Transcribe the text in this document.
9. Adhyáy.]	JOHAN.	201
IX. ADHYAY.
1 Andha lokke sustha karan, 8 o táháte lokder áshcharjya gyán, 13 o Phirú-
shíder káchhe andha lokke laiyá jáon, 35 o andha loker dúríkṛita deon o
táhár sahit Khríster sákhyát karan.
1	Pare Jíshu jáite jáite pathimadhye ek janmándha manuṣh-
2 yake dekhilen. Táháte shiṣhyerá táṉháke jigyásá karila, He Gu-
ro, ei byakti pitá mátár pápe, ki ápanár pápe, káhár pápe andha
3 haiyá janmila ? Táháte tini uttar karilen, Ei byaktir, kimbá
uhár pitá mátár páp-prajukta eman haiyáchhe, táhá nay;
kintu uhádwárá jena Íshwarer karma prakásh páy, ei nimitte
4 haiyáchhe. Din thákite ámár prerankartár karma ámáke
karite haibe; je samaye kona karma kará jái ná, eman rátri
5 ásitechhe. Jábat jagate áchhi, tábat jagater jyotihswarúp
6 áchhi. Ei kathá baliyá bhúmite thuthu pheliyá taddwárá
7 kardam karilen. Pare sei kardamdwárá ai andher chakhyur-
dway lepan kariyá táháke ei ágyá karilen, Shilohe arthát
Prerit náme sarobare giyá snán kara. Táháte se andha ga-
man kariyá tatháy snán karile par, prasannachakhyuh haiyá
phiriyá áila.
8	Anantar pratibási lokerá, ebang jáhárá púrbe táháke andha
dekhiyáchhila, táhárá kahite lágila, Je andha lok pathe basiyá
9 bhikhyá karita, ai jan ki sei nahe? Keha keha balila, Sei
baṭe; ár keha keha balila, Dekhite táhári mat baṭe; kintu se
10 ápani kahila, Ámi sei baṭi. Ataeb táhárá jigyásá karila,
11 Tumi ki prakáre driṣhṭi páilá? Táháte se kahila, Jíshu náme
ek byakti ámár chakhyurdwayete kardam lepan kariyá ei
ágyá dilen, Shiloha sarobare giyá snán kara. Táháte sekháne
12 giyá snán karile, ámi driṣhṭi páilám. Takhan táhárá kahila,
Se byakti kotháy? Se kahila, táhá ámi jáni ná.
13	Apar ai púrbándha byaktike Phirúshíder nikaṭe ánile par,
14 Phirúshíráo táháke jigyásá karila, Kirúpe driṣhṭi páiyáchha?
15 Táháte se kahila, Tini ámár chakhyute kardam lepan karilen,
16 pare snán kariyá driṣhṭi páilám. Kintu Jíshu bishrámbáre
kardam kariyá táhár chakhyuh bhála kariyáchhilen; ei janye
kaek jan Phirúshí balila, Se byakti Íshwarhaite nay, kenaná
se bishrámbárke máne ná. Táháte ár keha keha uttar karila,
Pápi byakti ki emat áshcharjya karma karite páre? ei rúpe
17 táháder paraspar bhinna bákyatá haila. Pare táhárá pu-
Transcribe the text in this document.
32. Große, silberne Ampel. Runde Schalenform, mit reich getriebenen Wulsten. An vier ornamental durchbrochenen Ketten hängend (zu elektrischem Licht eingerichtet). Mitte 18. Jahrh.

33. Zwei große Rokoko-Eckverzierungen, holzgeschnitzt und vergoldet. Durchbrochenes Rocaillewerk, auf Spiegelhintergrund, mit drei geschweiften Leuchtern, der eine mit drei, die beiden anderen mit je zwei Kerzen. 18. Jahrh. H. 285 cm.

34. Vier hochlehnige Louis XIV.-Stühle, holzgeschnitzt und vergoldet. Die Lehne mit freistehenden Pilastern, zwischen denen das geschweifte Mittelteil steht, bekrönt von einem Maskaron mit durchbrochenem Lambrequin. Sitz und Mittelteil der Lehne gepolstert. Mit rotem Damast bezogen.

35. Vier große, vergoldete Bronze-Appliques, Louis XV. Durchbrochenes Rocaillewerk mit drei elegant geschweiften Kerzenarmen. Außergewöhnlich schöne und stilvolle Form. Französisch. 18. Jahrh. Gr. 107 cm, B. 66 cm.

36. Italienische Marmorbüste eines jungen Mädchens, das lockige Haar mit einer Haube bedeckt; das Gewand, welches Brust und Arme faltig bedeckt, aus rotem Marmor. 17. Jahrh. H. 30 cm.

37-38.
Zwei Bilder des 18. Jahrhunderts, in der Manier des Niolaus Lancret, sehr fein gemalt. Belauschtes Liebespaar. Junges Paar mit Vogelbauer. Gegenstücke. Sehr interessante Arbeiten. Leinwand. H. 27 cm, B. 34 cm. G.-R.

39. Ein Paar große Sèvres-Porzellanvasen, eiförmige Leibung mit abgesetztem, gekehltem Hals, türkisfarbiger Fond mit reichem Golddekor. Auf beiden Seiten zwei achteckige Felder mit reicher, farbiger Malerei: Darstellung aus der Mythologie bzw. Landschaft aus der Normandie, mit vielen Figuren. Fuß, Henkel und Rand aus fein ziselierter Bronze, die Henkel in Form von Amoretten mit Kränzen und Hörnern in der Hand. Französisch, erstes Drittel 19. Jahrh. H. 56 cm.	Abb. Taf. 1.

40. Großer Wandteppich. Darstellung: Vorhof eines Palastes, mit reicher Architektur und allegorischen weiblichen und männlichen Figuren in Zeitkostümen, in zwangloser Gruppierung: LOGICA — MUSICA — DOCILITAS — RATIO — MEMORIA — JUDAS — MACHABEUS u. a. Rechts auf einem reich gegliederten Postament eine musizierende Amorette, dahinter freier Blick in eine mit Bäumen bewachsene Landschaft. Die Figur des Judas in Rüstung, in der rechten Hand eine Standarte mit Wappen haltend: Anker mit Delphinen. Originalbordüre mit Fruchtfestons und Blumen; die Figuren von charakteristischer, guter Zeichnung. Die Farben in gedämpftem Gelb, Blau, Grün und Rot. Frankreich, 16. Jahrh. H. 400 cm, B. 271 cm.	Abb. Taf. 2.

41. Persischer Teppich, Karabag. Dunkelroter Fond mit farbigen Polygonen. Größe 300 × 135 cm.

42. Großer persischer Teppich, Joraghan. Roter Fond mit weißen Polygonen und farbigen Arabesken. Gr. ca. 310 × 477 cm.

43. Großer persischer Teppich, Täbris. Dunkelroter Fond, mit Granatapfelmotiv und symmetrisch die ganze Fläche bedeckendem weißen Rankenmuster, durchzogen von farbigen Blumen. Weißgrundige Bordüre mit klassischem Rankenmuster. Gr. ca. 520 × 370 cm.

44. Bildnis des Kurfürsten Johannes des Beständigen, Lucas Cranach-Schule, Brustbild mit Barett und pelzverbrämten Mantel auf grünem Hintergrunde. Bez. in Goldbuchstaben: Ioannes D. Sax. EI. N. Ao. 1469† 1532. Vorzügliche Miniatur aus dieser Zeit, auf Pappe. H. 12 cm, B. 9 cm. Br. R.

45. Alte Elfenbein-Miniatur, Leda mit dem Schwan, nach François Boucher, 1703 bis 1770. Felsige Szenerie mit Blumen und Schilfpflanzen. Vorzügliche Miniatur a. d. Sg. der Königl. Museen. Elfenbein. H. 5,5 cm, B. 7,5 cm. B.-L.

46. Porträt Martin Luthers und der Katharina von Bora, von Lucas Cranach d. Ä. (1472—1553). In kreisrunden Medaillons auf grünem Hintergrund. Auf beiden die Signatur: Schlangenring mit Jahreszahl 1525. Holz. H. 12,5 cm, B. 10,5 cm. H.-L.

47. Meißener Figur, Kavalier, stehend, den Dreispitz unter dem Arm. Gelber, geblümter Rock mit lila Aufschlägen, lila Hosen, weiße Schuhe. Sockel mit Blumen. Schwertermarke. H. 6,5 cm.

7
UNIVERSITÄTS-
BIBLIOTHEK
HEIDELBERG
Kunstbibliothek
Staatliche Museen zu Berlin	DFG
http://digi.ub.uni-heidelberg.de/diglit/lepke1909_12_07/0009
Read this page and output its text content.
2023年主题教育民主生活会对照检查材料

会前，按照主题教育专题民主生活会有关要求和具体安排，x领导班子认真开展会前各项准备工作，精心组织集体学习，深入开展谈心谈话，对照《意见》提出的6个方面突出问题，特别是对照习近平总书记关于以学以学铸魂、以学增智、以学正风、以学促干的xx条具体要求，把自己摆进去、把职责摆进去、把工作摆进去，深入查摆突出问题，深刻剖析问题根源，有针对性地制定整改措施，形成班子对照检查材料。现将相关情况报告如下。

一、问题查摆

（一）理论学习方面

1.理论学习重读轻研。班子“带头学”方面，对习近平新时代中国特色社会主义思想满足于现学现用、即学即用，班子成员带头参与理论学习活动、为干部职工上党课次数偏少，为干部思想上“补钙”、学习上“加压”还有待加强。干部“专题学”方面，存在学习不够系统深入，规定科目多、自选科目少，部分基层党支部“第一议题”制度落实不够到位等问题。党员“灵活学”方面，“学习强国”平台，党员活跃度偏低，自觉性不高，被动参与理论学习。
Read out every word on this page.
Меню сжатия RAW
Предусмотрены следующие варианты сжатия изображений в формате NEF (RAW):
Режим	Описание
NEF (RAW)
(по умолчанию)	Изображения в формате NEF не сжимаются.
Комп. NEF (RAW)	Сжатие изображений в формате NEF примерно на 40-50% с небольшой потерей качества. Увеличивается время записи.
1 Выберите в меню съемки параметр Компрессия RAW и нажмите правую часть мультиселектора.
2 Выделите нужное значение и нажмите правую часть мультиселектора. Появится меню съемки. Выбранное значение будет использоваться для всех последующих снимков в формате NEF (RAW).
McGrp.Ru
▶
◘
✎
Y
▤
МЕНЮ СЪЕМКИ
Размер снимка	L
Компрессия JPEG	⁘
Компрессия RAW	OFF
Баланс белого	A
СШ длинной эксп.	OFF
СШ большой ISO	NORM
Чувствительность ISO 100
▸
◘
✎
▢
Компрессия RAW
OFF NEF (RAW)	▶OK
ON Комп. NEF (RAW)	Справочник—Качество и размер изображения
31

** EXERCISE INSTRUCTIONS **
Answer with one number only: how many lines above contain the word "формате".

** CORRECT RESULT **
4